Records

::::::::

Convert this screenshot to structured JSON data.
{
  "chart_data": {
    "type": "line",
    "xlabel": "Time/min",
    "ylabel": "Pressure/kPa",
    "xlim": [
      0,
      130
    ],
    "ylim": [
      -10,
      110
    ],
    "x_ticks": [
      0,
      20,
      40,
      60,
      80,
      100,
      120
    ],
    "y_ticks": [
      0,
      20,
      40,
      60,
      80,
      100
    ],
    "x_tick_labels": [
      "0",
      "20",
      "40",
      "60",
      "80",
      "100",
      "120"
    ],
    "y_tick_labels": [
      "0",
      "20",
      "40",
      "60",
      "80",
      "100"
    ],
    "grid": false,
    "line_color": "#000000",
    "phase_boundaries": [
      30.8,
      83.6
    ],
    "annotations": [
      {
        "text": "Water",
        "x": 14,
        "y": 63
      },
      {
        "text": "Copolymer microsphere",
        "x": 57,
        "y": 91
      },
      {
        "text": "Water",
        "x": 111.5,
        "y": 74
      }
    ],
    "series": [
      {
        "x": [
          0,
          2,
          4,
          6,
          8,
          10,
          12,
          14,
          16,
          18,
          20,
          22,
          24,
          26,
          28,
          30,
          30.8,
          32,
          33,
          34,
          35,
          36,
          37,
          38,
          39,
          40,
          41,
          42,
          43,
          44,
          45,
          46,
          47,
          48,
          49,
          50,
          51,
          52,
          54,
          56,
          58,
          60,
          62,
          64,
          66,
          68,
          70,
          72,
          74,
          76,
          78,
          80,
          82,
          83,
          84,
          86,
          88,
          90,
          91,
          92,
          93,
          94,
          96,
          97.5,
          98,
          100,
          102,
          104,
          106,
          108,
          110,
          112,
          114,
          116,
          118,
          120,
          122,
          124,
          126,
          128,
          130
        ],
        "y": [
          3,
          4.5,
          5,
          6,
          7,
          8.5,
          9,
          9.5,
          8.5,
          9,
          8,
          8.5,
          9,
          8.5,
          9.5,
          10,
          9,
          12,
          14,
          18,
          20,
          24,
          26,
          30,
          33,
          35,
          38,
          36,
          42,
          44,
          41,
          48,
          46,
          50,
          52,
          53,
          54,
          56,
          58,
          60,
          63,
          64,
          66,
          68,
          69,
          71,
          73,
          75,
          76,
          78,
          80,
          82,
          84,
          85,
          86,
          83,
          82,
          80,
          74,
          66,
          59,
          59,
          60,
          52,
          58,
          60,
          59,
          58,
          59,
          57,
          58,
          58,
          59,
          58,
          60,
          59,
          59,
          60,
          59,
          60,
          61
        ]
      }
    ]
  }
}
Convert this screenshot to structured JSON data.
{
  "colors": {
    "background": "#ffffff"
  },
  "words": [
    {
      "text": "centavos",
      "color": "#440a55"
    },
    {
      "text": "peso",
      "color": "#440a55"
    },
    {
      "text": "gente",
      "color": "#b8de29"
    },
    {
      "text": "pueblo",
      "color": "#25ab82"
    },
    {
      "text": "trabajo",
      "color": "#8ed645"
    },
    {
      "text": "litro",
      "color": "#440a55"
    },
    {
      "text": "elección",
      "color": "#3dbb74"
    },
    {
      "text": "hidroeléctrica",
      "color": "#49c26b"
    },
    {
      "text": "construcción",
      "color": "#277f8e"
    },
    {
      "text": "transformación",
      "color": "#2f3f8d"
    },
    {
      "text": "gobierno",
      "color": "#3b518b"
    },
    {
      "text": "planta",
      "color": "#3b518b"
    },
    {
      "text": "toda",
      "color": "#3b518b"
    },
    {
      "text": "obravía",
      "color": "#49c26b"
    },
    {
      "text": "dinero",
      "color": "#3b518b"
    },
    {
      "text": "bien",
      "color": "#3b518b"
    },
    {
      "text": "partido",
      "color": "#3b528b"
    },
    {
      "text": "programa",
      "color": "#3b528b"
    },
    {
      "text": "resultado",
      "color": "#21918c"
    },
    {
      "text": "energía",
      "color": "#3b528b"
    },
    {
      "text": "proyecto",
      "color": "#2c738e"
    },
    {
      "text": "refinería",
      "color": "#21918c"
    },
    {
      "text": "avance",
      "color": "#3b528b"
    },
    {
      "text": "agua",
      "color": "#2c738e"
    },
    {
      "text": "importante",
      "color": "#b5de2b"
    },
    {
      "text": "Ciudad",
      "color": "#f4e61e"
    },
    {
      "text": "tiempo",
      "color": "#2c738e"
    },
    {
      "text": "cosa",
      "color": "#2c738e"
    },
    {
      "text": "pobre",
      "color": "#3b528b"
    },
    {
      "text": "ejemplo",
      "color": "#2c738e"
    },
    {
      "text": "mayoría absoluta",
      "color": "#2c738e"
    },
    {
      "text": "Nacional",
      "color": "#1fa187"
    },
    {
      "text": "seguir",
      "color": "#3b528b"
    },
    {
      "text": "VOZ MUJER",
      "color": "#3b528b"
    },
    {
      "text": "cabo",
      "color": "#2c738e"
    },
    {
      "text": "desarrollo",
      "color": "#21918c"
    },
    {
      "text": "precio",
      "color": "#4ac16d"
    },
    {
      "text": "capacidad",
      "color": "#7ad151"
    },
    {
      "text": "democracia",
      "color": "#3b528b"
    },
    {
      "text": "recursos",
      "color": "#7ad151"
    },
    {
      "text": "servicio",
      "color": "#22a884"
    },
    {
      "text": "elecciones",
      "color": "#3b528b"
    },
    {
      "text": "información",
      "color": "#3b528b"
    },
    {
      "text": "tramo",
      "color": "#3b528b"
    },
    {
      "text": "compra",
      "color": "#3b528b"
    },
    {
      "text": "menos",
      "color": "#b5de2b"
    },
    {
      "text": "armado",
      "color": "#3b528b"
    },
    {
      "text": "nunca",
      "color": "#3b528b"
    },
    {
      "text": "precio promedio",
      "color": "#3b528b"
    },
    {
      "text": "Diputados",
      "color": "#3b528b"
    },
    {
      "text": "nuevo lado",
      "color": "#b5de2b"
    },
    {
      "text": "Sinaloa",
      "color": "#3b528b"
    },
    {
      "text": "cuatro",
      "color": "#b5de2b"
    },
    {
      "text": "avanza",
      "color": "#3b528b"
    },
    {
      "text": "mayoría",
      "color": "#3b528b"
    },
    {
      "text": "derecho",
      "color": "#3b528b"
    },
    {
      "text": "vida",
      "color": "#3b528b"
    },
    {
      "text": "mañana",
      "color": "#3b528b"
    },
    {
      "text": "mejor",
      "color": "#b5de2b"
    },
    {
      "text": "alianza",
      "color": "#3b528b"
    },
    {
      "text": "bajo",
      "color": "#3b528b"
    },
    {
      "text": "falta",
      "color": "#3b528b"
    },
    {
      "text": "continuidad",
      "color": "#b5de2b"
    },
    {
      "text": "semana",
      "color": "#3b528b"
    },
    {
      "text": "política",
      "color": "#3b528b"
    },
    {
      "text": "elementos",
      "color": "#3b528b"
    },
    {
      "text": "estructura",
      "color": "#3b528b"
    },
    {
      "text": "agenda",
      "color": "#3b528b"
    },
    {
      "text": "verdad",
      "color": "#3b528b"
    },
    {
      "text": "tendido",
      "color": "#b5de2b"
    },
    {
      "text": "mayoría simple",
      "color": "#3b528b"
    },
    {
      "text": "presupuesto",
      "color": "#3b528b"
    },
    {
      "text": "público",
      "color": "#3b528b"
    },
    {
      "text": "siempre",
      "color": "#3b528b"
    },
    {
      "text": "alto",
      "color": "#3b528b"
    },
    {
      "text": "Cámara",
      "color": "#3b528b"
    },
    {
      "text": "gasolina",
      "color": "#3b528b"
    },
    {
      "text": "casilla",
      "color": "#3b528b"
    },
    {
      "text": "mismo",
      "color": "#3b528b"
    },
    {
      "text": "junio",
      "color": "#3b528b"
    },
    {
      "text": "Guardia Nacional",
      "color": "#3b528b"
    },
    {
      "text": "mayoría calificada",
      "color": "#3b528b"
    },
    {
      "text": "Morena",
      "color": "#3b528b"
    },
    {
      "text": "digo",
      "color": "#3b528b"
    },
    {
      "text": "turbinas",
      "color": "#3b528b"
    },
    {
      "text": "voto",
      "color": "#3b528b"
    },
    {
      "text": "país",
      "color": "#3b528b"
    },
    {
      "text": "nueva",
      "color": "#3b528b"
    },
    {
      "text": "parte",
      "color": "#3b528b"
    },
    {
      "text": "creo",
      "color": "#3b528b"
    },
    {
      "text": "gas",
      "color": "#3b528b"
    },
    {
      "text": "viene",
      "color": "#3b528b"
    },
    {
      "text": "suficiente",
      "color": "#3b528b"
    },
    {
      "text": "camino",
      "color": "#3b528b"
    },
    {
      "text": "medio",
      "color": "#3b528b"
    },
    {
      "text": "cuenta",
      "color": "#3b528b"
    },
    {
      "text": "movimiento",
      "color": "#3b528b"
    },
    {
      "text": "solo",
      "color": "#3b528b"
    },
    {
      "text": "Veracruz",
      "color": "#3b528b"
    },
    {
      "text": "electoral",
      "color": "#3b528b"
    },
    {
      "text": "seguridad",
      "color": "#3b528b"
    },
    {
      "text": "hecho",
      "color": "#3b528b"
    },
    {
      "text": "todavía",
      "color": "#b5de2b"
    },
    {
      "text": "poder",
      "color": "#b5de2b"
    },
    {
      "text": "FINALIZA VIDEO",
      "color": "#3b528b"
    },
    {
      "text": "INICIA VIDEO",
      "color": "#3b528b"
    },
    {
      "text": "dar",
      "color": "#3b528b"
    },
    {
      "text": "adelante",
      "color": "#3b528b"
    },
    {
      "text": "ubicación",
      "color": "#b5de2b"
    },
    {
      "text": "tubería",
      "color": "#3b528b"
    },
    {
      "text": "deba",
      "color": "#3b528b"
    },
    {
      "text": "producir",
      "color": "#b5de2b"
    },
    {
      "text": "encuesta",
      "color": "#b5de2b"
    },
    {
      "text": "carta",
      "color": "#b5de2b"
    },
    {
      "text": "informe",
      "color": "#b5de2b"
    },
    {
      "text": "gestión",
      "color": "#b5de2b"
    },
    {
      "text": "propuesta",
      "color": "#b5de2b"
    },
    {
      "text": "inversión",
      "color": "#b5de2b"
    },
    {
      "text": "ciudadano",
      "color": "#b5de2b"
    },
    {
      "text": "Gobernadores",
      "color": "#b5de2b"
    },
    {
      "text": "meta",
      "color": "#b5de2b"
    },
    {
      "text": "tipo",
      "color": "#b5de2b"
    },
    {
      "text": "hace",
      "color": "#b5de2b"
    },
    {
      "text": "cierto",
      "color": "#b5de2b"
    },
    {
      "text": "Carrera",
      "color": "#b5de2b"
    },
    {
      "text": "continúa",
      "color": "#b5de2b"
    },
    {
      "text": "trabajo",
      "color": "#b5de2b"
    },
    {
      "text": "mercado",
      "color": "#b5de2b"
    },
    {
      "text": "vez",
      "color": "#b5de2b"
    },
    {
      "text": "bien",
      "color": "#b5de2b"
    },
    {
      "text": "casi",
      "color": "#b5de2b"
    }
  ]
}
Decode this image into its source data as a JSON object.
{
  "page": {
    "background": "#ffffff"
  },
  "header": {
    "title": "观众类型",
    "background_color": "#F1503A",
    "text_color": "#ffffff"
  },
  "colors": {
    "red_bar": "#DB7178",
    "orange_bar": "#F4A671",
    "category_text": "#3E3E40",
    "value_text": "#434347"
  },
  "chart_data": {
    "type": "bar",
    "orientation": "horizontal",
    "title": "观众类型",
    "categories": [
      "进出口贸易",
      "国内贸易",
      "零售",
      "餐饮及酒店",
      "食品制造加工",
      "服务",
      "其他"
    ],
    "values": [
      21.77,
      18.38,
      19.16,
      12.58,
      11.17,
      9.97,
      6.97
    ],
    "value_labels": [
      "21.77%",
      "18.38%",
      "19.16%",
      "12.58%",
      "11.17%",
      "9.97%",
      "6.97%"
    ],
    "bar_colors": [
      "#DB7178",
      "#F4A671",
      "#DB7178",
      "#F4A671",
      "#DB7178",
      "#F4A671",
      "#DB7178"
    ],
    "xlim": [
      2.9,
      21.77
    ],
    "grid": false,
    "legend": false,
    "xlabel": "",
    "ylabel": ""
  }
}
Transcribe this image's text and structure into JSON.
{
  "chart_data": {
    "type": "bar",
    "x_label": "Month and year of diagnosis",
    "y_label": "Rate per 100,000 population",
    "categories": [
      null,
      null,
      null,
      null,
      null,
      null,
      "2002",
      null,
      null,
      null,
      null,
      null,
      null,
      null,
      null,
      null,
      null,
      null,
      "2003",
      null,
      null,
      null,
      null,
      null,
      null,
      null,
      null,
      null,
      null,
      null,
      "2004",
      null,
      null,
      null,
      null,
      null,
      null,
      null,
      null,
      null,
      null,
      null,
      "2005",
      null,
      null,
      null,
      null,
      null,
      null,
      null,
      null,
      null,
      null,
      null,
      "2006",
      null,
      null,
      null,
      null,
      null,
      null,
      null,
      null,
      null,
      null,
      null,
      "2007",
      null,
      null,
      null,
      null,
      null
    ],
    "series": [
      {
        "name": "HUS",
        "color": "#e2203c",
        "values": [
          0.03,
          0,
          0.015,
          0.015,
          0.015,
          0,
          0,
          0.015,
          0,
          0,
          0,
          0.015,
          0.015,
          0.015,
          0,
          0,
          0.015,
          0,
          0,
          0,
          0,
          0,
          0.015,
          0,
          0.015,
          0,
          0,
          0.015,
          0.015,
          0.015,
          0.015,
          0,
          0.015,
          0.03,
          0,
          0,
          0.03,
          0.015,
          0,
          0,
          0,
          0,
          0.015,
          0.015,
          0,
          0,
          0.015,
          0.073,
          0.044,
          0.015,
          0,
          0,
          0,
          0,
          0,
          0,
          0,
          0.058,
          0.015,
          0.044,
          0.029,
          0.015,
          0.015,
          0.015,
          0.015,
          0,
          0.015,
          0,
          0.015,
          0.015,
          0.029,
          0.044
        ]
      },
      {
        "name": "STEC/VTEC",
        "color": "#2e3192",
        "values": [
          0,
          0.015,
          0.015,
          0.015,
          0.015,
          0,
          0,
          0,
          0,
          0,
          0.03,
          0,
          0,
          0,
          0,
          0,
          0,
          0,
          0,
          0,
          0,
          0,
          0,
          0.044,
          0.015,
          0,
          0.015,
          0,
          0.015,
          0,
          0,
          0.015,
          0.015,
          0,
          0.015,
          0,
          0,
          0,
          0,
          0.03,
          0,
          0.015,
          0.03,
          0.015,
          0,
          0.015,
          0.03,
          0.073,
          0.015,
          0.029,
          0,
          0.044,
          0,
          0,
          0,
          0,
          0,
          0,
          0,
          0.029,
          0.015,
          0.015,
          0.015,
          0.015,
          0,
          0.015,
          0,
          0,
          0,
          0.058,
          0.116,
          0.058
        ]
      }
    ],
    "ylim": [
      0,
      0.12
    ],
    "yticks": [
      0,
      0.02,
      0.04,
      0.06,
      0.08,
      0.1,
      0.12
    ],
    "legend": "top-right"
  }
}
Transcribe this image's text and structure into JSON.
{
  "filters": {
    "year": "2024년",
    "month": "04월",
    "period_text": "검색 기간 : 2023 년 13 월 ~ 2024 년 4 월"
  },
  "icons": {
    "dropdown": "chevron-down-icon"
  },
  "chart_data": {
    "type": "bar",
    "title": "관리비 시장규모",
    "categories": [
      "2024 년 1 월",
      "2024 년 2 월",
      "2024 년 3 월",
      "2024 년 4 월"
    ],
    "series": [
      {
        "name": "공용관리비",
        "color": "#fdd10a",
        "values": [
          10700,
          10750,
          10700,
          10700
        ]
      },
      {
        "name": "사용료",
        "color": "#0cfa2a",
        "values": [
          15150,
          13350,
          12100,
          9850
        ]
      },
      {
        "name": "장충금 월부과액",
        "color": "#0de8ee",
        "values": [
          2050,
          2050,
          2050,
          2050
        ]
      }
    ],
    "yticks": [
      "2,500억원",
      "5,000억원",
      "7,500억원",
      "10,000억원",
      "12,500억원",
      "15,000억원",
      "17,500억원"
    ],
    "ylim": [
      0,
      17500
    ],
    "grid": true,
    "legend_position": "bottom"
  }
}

::::::::

### [STATED TASK]
Show the lines from the data above that contain the string "name".

### [RESPONSE TO THIS TASK]
        "name": "HUS",
        "name": "STEC/VTEC",
        "name": "공용관리비",
        "name": "사용료",
        "name": "장충금 월부과액",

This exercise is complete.